Start Data to use
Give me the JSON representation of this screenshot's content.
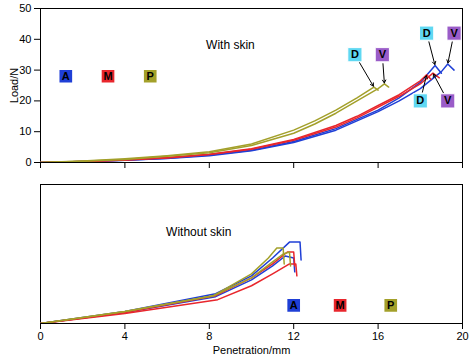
{
  "chart_data": [
    {
      "type": "line",
      "xlim": [
        0,
        20
      ],
      "xticks": [
        0,
        4,
        8,
        12,
        16,
        20
      ],
      "ylim": [
        0,
        50
      ],
      "yticks": [
        0,
        10,
        20,
        30,
        40,
        50
      ],
      "ylabel": "Load/N",
      "tick_labels": "y",
      "annotations": [
        {
          "text": "With skin",
          "x": 9,
          "y": 38
        }
      ],
      "series": [
        {
          "name": "A",
          "color": "#1f3fd6",
          "label": "D",
          "label_color": "#5fd8f2",
          "label_x": 18.3,
          "label_y": 42,
          "x": [
            0,
            2,
            4,
            6,
            8,
            10,
            12,
            14,
            16,
            17,
            18,
            18.7,
            19
          ],
          "values": [
            0,
            0.3,
            0.7,
            1.4,
            2.4,
            4,
            6.8,
            11,
            17,
            21,
            26,
            31.5,
            29
          ]
        },
        {
          "name": "A",
          "color": "#1f3fd6",
          "label": "V",
          "label_color": "#9a5cc8",
          "label_x": 19.6,
          "label_y": 42,
          "x": [
            0,
            2,
            4,
            6,
            8,
            10,
            12,
            14,
            16,
            17,
            18,
            19,
            19.3,
            19.6
          ],
          "values": [
            0,
            0.3,
            0.7,
            1.3,
            2.2,
            3.8,
            6.5,
            10.5,
            16.5,
            20,
            24,
            29.5,
            32,
            30
          ]
        },
        {
          "name": "M",
          "color": "#e8262c",
          "label": "D",
          "label_color": "#5fd8f2",
          "label_x": 18,
          "label_y": 20,
          "x": [
            0,
            2,
            4,
            6,
            8,
            10,
            12,
            14,
            15,
            16,
            17,
            18,
            18.3,
            18.5
          ],
          "values": [
            0,
            0.3,
            0.8,
            1.6,
            2.7,
            4.5,
            7.5,
            12,
            15,
            18.5,
            22,
            26.5,
            28.5,
            27
          ]
        },
        {
          "name": "M",
          "color": "#e8262c",
          "label": "V",
          "label_color": "#9a5cc8",
          "label_x": 19.3,
          "label_y": 20,
          "x": [
            0,
            2,
            4,
            6,
            8,
            10,
            12,
            14,
            15,
            16,
            17,
            18,
            18.6,
            18.9
          ],
          "values": [
            0,
            0.3,
            0.8,
            1.5,
            2.6,
            4.3,
            7.2,
            11.5,
            14.5,
            18,
            21.5,
            25.5,
            29,
            27.5
          ]
        },
        {
          "name": "P",
          "color": "#a3a02a",
          "label": "D",
          "label_color": "#5fd8f2",
          "label_x": 14.9,
          "label_y": 35,
          "x": [
            0,
            2,
            4,
            6,
            8,
            10,
            12,
            13,
            14,
            15,
            15.8,
            16
          ],
          "values": [
            0,
            0.5,
            1.2,
            2.2,
            3.5,
            6,
            10.5,
            13.5,
            17,
            21,
            24.5,
            23.5
          ]
        },
        {
          "name": "P",
          "color": "#a3a02a",
          "label": "V",
          "label_color": "#9a5cc8",
          "label_x": 16.2,
          "label_y": 35,
          "x": [
            0,
            2,
            4,
            6,
            8,
            10,
            12,
            13,
            14,
            15,
            16,
            16.3,
            16.5
          ],
          "values": [
            0,
            0.4,
            1,
            2,
            3.2,
            5.5,
            9.5,
            12.5,
            16,
            20,
            24,
            25.5,
            24.5
          ]
        }
      ]
    },
    {
      "type": "line",
      "xlim": [
        0,
        20
      ],
      "xticks": [
        0,
        4,
        8,
        12,
        16,
        20
      ],
      "ylim": [
        0,
        7
      ],
      "xlabel": "Penetration/mm",
      "tick_labels": "x",
      "annotations": [
        {
          "text": "Without skin",
          "x": 7.5,
          "y": 4.6
        }
      ],
      "series": [
        {
          "name": "A",
          "color": "#1f3fd6",
          "x": [
            0,
            4,
            8.3,
            10,
            11,
            11.8,
            12.3,
            12.35
          ],
          "values": [
            0,
            0.6,
            1.5,
            2.4,
            3.3,
            4.1,
            4.1,
            3.2
          ]
        },
        {
          "name": "A",
          "color": "#1f3fd6",
          "x": [
            0,
            4,
            8.3,
            10,
            11,
            11.6,
            12,
            12.05
          ],
          "values": [
            0,
            0.55,
            1.35,
            2.2,
            2.9,
            3.4,
            3.3,
            2.6
          ]
        },
        {
          "name": "M",
          "color": "#e8262c",
          "x": [
            0,
            4,
            8.3,
            10,
            11,
            11.7,
            12,
            12.05
          ],
          "values": [
            0,
            0.55,
            1.4,
            2.3,
            3,
            3.6,
            3.6,
            2.9
          ]
        },
        {
          "name": "M",
          "color": "#e8262c",
          "x": [
            0,
            4,
            8.4,
            10,
            11,
            11.8,
            12.1,
            12.15
          ],
          "values": [
            0,
            0.5,
            1.2,
            1.9,
            2.5,
            3,
            3,
            2.4
          ]
        },
        {
          "name": "P",
          "color": "#a3a02a",
          "x": [
            0,
            4,
            8.2,
            10,
            10.8,
            11.2,
            11.5,
            11.55
          ],
          "values": [
            0,
            0.6,
            1.4,
            2.5,
            3.3,
            3.8,
            3.8,
            3
          ]
        },
        {
          "name": "P",
          "color": "#a3a02a",
          "x": [
            0,
            4,
            8.2,
            10,
            11,
            11.5,
            11.8,
            11.85
          ],
          "values": [
            0,
            0.6,
            1.4,
            2.3,
            3.1,
            3.5,
            3.6,
            2.9
          ]
        }
      ]
    }
  ]
}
End Data to use
Work to be completed:
Make an exact reproduction of the listing above, without any pictures.

Expected output:
Give me the JSON representation of this screenshot's content.
{
  "chart_data": [
    {
      "type": "line",
      "xlim": [
        0,
        20
      ],
      "xticks": [
        0,
        4,
        8,
        12,
        16,
        20
      ],
      "ylim": [
        0,
        50
      ],
      "yticks": [
        0,
        10,
        20,
        30,
        40,
        50
      ],
      "ylabel": "Load/N",
      "tick_labels": "y",
      "annotations": [
        {
          "text": "With skin",
          "x": 9,
          "y": 38
        }
      ],
      "series": [
        {
          "name": "A",
          "color": "#1f3fd6",
          "label": "D",
          "label_color": "#5fd8f2",
          "label_x": 18.3,
          "label_y": 42,
          "x": [
            0,
            2,
            4,
            6,
            8,
            10,
            12,
            14,
            16,
            17,
            18,
            18.7,
            19
          ],
          "values": [
            0,
            0.3,
            0.7,
            1.4,
            2.4,
            4,
            6.8,
            11,
            17,
            21,
            26,
            31.5,
            29
          ]
        },
        {
          "name": "A",
          "color": "#1f3fd6",
          "label": "V",
          "label_color": "#9a5cc8",
          "label_x": 19.6,
          "label_y": 42,
          "x": [
            0,
            2,
            4,
            6,
            8,
            10,
            12,
            14,
            16,
            17,
            18,
            19,
            19.3,
            19.6
          ],
          "values": [
            0,
            0.3,
            0.7,
            1.3,
            2.2,
            3.8,
            6.5,
            10.5,
            16.5,
            20,
            24,
            29.5,
            32,
            30
          ]
        },
        {
          "name": "M",
          "color": "#e8262c",
          "label": "D",
          "label_color": "#5fd8f2",
          "label_x": 18,
          "label_y": 20,
          "x": [
            0,
            2,
            4,
            6,
            8,
            10,
            12,
            14,
            15,
            16,
            17,
            18,
            18.3,
            18.5
          ],
          "values": [
            0,
            0.3,
            0.8,
            1.6,
            2.7,
            4.5,
            7.5,
            12,
            15,
            18.5,
            22,
            26.5,
            28.5,
            27
          ]
        },
        {
          "name": "M",
          "color": "#e8262c",
          "label": "V",
          "label_color": "#9a5cc8",
          "label_x": 19.3,
          "label_y": 20,
          "x": [
            0,
            2,
            4,
            6,
            8,
            10,
            12,
            14,
            15,
            16,
            17,
            18,
            18.6,
            18.9
          ],
          "values": [
            0,
            0.3,
            0.8,
            1.5,
            2.6,
            4.3,
            7.2,
            11.5,
            14.5,
            18,
            21.5,
            25.5,
            29,
            27.5
          ]
        },
        {
          "name": "P",
          "color": "#a3a02a",
          "label": "D",
          "label_color": "#5fd8f2",
          "label_x": 14.9,
          "label_y": 35,
          "x": [
            0,
            2,
            4,
            6,
            8,
            10,
            12,
            13,
            14,
            15,
            15.8,
            16
          ],
          "values": [
            0,
            0.5,
            1.2,
            2.2,
            3.5,
            6,
            10.5,
            13.5,
            17,
            21,
            24.5,
            23.5
          ]
        },
        {
          "name": "P",
          "color": "#a3a02a",
          "label": "V",
          "label_color": "#9a5cc8",
          "label_x": 16.2,
          "label_y": 35,
          "x": [
            0,
            2,
            4,
            6,
            8,
            10,
            12,
            13,
            14,
            15,
            16,
            16.3,
            16.5
          ],
          "values": [
            0,
            0.4,
            1,
            2,
            3.2,
            5.5,
            9.5,
            12.5,
            16,
            20,
            24,
            25.5,
            24.5
          ]
        }
      ]
    },
    {
      "type": "line",
      "xlim": [
        0,
        20
      ],
      "xticks": [
        0,
        4,
        8,
        12,
        16,
        20
      ],
      "ylim": [
        0,
        7
      ],
      "xlabel": "Penetration/mm",
      "tick_labels": "x",
      "annotations": [
        {
          "text": "Without skin",
          "x": 7.5,
          "y": 4.6
        }
      ],
      "series": [
        {
          "name": "A",
          "color": "#1f3fd6",
          "x": [
            0,
            4,
            8.3,
            10,
            11,
            11.8,
            12.3,
            12.35
          ],
          "values": [
            0,
            0.6,
            1.5,
            2.4,
            3.3,
            4.1,
            4.1,
            3.2
          ]
        },
        {
          "name": "A",
          "color": "#1f3fd6",
          "x": [
            0,
            4,
            8.3,
            10,
            11,
            11.6,
            12,
            12.05
          ],
          "values": [
            0,
            0.55,
            1.35,
            2.2,
            2.9,
            3.4,
            3.3,
            2.6
          ]
        },
        {
          "name": "M",
          "color": "#e8262c",
          "x": [
            0,
            4,
            8.3,
            10,
            11,
            11.7,
            12,
            12.05
          ],
          "values": [
            0,
            0.55,
            1.4,
            2.3,
            3,
            3.6,
            3.6,
            2.9
          ]
        },
        {
          "name": "M",
          "color": "#e8262c",
          "x": [
            0,
            4,
            8.4,
            10,
            11,
            11.8,
            12.1,
            12.15
          ],
          "values": [
            0,
            0.5,
            1.2,
            1.9,
            2.5,
            3,
            3,
            2.4
          ]
        },
        {
          "name": "P",
          "color": "#a3a02a",
          "x": [
            0,
            4,
            8.2,
            10,
            10.8,
            11.2,
            11.5,
            11.55
          ],
          "values": [
            0,
            0.6,
            1.4,
            2.5,
            3.3,
            3.8,
            3.8,
            3
          ]
        },
        {
          "name": "P",
          "color": "#a3a02a",
          "x": [
            0,
            4,
            8.2,
            10,
            11,
            11.5,
            11.8,
            11.85
          ],
          "values": [
            0,
            0.6,
            1.4,
            2.3,
            3.1,
            3.5,
            3.6,
            2.9
          ]
        }
      ]
    }
  ]
}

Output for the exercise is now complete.